◆ What the task requires: Repeat the lines that follow, leaving nothing out.

[Items listed in a dataset]

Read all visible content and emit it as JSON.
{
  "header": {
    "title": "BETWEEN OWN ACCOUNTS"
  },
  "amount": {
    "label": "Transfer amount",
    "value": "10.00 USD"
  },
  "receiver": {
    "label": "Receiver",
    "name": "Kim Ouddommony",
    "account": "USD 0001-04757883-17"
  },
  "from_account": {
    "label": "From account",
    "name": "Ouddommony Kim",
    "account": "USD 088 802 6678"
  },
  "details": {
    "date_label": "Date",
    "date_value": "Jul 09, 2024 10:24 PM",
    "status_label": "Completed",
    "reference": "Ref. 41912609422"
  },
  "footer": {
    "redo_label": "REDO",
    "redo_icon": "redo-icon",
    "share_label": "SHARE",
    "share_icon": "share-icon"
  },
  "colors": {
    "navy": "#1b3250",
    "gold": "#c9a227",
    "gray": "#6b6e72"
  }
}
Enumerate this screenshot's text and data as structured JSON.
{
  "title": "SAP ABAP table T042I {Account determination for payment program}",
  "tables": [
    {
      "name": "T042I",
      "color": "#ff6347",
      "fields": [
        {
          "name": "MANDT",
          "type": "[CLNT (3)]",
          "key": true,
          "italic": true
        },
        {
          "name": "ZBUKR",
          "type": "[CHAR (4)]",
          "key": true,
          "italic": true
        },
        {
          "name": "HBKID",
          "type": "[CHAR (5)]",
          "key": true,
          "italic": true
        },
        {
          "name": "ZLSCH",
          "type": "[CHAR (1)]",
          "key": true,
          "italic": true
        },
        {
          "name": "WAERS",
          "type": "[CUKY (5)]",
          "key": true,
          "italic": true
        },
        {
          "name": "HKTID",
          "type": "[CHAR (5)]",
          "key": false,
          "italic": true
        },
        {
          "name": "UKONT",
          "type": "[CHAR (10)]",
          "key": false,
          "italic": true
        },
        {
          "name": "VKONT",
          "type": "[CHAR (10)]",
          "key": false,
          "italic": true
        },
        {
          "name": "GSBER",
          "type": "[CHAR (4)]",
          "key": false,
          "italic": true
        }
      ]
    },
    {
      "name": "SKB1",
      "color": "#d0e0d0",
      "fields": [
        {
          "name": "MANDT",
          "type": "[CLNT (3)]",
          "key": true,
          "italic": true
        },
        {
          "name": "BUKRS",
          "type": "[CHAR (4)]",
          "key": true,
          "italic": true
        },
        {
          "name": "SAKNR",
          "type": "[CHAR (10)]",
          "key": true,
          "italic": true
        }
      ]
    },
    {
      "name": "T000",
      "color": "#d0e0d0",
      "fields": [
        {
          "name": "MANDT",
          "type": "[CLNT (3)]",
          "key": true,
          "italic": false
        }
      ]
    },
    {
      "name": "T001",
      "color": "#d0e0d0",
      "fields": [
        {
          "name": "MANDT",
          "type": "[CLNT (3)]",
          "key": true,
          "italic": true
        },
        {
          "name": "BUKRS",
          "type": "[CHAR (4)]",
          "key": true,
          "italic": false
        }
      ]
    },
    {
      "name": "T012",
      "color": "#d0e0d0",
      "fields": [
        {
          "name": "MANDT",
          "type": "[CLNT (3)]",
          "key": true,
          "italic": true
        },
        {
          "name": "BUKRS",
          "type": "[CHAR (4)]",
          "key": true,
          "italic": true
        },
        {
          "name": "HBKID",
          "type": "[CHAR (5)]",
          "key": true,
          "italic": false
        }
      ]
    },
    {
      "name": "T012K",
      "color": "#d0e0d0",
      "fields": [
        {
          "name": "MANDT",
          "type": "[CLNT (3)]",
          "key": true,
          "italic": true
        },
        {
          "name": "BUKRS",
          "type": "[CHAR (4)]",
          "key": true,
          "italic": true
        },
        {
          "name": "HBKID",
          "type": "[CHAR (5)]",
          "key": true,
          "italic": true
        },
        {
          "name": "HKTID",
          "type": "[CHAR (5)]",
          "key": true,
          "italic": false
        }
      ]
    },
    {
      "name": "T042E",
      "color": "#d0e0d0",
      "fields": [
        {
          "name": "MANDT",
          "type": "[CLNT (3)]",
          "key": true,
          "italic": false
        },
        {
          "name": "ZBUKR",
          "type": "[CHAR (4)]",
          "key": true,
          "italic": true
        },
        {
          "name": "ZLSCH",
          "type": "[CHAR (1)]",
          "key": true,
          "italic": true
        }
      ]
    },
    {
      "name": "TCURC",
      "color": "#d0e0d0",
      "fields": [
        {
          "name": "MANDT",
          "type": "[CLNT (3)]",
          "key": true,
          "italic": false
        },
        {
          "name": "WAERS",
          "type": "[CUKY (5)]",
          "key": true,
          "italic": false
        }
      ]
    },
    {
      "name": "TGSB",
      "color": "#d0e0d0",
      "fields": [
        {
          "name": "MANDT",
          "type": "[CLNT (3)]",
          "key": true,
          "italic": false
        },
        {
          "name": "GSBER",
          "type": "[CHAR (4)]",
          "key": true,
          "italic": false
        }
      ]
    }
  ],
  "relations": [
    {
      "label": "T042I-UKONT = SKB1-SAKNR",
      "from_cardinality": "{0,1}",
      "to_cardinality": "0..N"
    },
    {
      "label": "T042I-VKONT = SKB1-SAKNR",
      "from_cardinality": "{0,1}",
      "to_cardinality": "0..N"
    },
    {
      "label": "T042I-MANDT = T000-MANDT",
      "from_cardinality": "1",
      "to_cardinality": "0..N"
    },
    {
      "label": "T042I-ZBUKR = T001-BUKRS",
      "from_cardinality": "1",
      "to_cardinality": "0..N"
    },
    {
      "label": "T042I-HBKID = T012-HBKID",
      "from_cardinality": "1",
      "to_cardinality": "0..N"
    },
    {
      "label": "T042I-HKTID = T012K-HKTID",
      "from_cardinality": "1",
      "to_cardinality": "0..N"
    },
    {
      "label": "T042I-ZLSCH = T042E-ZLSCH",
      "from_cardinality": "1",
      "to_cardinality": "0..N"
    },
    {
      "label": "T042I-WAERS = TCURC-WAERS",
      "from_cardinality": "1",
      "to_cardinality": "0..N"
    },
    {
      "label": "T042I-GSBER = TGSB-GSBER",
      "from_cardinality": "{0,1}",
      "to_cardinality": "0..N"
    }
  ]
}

◆ Task solution:
Read all visible content and emit it as JSON.
{
  "header": {
    "title": "BETWEEN OWN ACCOUNTS"
  },
  "amount": {
    "label": "Transfer amount",
    "value": "10.00 USD"
  },
  "receiver": {
    "label": "Receiver",
    "name": "Kim Ouddommony",
    "account": "USD 0001-04757883-17"
  },
  "from_account": {
    "label": "From account",
    "name": "Ouddommony Kim",
    "account": "USD 088 802 6678"
  },
  "details": {
    "date_label": "Date",
    "date_value": "Jul 09, 2024 10:24 PM",
    "status_label": "Completed",
    "reference": "Ref. 41912609422"
  },
  "footer": {
    "redo_label": "REDO",
    "redo_icon": "redo-icon",
    "share_label": "SHARE",
    "share_icon": "share-icon"
  },
  "colors": {
    "navy": "#1b3250",
    "gold": "#c9a227",
    "gray": "#6b6e72"
  }
}
Enumerate this screenshot's text and data as structured JSON.
{
  "title": "SAP ABAP table T042I {Account determination for payment program}",
  "tables": [
    {
      "name": "T042I",
      "color": "#ff6347",
      "fields": [
        {
          "name": "MANDT",
          "type": "[CLNT (3)]",
          "key": true,
          "italic": true
        },
        {
          "name": "ZBUKR",
          "type": "[CHAR (4)]",
          "key": true,
          "italic": true
        },
        {
          "name": "HBKID",
          "type": "[CHAR (5)]",
          "key": true,
          "italic": true
        },
        {
          "name": "ZLSCH",
          "type": "[CHAR (1)]",
          "key": true,
          "italic": true
        },
        {
          "name": "WAERS",
          "type": "[CUKY (5)]",
          "key": true,
          "italic": true
        },
        {
          "name": "HKTID",
          "type": "[CHAR (5)]",
          "key": false,
          "italic": true
        },
        {
          "name": "UKONT",
          "type": "[CHAR (10)]",
          "key": false,
          "italic": true
        },
        {
          "name": "VKONT",
          "type": "[CHAR (10)]",
          "key": false,
          "italic": true
        },
        {
          "name": "GSBER",
          "type": "[CHAR (4)]",
          "key": false,
          "italic": true
        }
      ]
    },
    {
      "name": "SKB1",
      "color": "#d0e0d0",
      "fields": [
        {
          "name": "MANDT",
          "type": "[CLNT (3)]",
          "key": true,
          "italic": true
        },
        {
          "name": "BUKRS",
          "type": "[CHAR (4)]",
          "key": true,
          "italic": true
        },
        {
          "name": "SAKNR",
          "type": "[CHAR (10)]",
          "key": true,
          "italic": true
        }
      ]
    },
    {
      "name": "T000",
      "color": "#d0e0d0",
      "fields": [
        {
          "name": "MANDT",
          "type": "[CLNT (3)]",
          "key": true,
          "italic": false
        }
      ]
    },
    {
      "name": "T001",
      "color": "#d0e0d0",
      "fields": [
        {
          "name": "MANDT",
          "type": "[CLNT (3)]",
          "key": true,
          "italic": true
        },
        {
          "name": "BUKRS",
          "type": "[CHAR (4)]",
          "key": true,
          "italic": false
        }
      ]
    },
    {
      "name": "T012",
      "color": "#d0e0d0",
      "fields": [
        {
          "name": "MANDT",
          "type": "[CLNT (3)]",
          "key": true,
          "italic": true
        },
        {
          "name": "BUKRS",
          "type": "[CHAR (4)]",
          "key": true,
          "italic": true
        },
        {
          "name": "HBKID",
          "type": "[CHAR (5)]",
          "key": true,
          "italic": false
        }
      ]
    },
    {
      "name": "T012K",
      "color": "#d0e0d0",
      "fields": [
        {
          "name": "MANDT",
          "type": "[CLNT (3)]",
          "key": true,
          "italic": true
        },
        {
          "name": "BUKRS",
          "type": "[CHAR (4)]",
          "key": true,
          "italic": true
        },
        {
          "name": "HBKID",
          "type": "[CHAR (5)]",
          "key": true,
          "italic": true
        },
        {
          "name": "HKTID",
          "type": "[CHAR (5)]",
          "key": true,
          "italic": false
        }
      ]
    },
    {
      "name": "T042E",
      "color": "#d0e0d0",
      "fields": [
        {
          "name": "MANDT",
          "type": "[CLNT (3)]",
          "key": true,
          "italic": false
        },
        {
          "name": "ZBUKR",
          "type": "[CHAR (4)]",
          "key": true,
          "italic": true
        },
        {
          "name": "ZLSCH",
          "type": "[CHAR (1)]",
          "key": true,
          "italic": true
        }
      ]
    },
    {
      "name": "TCURC",
      "color": "#d0e0d0",
      "fields": [
        {
          "name": "MANDT",
          "type": "[CLNT (3)]",
          "key": true,
          "italic": false
        },
        {
          "name": "WAERS",
          "type": "[CUKY (5)]",
          "key": true,
          "italic": false
        }
      ]
    },
    {
      "name": "TGSB",
      "color": "#d0e0d0",
      "fields": [
        {
          "name": "MANDT",
          "type": "[CLNT (3)]",
          "key": true,
          "italic": false
        },
        {
          "name": "GSBER",
          "type": "[CHAR (4)]",
          "key": true,
          "italic": false
        }
      ]
    }
  ],
  "relations": [
    {
      "label": "T042I-UKONT = SKB1-SAKNR",
      "from_cardinality": "{0,1}",
      "to_cardinality": "0..N"
    },
    {
      "label": "T042I-VKONT = SKB1-SAKNR",
      "from_cardinality": "{0,1}",
      "to_cardinality": "0..N"
    },
    {
      "label": "T042I-MANDT = T000-MANDT",
      "from_cardinality": "1",
      "to_cardinality": "0..N"
    },
    {
      "label": "T042I-ZBUKR = T001-BUKRS",
      "from_cardinality": "1",
      "to_cardinality": "0..N"
    },
    {
      "label": "T042I-HBKID = T012-HBKID",
      "from_cardinality": "1",
      "to_cardinality": "0..N"
    },
    {
      "label": "T042I-HKTID = T012K-HKTID",
      "from_cardinality": "1",
      "to_cardinality": "0..N"
    },
    {
      "label": "T042I-ZLSCH = T042E-ZLSCH",
      "from_cardinality": "1",
      "to_cardinality": "0..N"
    },
    {
      "label": "T042I-WAERS = TCURC-WAERS",
      "from_cardinality": "1",
      "to_cardinality": "0..N"
    },
    {
      "label": "T042I-GSBER = TGSB-GSBER",
      "from_cardinality": "{0,1}",
      "to_cardinality": "0..N"
    }
  ]
}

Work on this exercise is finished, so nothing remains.